• Items from a dataset:
################

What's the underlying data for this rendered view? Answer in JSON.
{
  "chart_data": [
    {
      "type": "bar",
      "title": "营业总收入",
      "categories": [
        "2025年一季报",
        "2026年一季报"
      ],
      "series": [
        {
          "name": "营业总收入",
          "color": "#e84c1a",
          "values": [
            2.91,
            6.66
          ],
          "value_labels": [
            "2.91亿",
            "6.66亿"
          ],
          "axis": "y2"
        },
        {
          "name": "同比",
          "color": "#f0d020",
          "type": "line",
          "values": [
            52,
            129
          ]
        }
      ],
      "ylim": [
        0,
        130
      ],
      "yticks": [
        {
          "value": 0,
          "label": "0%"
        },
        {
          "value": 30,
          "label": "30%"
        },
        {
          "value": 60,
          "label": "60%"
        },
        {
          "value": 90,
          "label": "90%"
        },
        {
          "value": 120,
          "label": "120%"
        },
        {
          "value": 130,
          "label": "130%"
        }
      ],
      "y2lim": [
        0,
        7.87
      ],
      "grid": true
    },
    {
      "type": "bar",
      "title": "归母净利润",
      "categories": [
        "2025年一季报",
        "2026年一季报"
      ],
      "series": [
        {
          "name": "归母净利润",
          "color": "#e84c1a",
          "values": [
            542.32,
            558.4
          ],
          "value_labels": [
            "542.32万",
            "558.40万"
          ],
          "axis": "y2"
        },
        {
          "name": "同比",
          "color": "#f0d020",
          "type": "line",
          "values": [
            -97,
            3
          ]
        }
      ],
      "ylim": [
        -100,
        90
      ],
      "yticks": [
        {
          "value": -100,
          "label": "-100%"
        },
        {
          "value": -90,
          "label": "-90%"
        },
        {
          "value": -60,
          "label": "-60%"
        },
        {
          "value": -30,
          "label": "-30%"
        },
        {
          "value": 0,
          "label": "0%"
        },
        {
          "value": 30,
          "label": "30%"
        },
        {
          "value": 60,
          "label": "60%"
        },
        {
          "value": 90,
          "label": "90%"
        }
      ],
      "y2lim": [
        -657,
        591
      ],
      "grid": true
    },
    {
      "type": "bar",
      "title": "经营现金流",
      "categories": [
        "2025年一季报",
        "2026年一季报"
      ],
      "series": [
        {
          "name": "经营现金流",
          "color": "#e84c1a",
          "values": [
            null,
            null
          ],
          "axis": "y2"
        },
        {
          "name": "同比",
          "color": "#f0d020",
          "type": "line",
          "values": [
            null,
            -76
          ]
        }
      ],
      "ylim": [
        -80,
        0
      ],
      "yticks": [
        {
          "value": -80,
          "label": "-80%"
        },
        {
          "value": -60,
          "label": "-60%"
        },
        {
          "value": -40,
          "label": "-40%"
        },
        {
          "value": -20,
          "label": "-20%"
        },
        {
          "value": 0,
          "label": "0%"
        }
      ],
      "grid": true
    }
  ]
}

################

• TASK STATEMENT: Reproduce all of the records exactly.

• SOLUTION:
What's the underlying data for this rendered view? Answer in JSON.
{
  "chart_data": [
    {
      "type": "bar",
      "title": "营业总收入",
      "categories": [
        "2025年一季报",
        "2026年一季报"
      ],
      "series": [
        {
          "name": "营业总收入",
          "color": "#e84c1a",
          "values": [
            2.91,
            6.66
          ],
          "value_labels": [
            "2.91亿",
            "6.66亿"
          ],
          "axis": "y2"
        },
        {
          "name": "同比",
          "color": "#f0d020",
          "type": "line",
          "values": [
            52,
            129
          ]
        }
      ],
      "ylim": [
        0,
        130
      ],
      "yticks": [
        {
          "value": 0,
          "label": "0%"
        },
        {
          "value": 30,
          "label": "30%"
        },
        {
          "value": 60,
          "label": "60%"
        },
        {
          "value": 90,
          "label": "90%"
        },
        {
          "value": 120,
          "label": "120%"
        },
        {
          "value": 130,
          "label": "130%"
        }
      ],
      "y2lim": [
        0,
        7.87
      ],
      "grid": true
    },
    {
      "type": "bar",
      "title": "归母净利润",
      "categories": [
        "2025年一季报",
        "2026年一季报"
      ],
      "series": [
        {
          "name": "归母净利润",
          "color": "#e84c1a",
          "values": [
            542.32,
            558.4
          ],
          "value_labels": [
            "542.32万",
            "558.40万"
          ],
          "axis": "y2"
        },
        {
          "name": "同比",
          "color": "#f0d020",
          "type": "line",
          "values": [
            -97,
            3
          ]
        }
      ],
      "ylim": [
        -100,
        90
      ],
      "yticks": [
        {
          "value": -100,
          "label": "-100%"
        },
        {
          "value": -90,
          "label": "-90%"
        },
        {
          "value": -60,
          "label": "-60%"
        },
        {
          "value": -30,
          "label": "-30%"
        },
        {
          "value": 0,
          "label": "0%"
        },
        {
          "value": 30,
          "label": "30%"
        },
        {
          "value": 60,
          "label": "60%"
        },
        {
          "value": 90,
          "label": "90%"
        }
      ],
      "y2lim": [
        -657,
        591
      ],
      "grid": true
    },
    {
      "type": "bar",
      "title": "经营现金流",
      "categories": [
        "2025年一季报",
        "2026年一季报"
      ],
      "series": [
        {
          "name": "经营现金流",
          "color": "#e84c1a",
          "values": [
            null,
            null
          ],
          "axis": "y2"
        },
        {
          "name": "同比",
          "color": "#f0d020",
          "type": "line",
          "values": [
            null,
            -76
          ]
        }
      ],
      "ylim": [
        -80,
        0
      ],
      "yticks": [
        {
          "value": -80,
          "label": "-80%"
        },
        {
          "value": -60,
          "label": "-60%"
        },
        {
          "value": -40,
          "label": "-40%"
        },
        {
          "value": -20,
          "label": "-20%"
        },
        {
          "value": 0,
          "label": "0%"
        }
      ],
      "grid": true
    }
  ]
}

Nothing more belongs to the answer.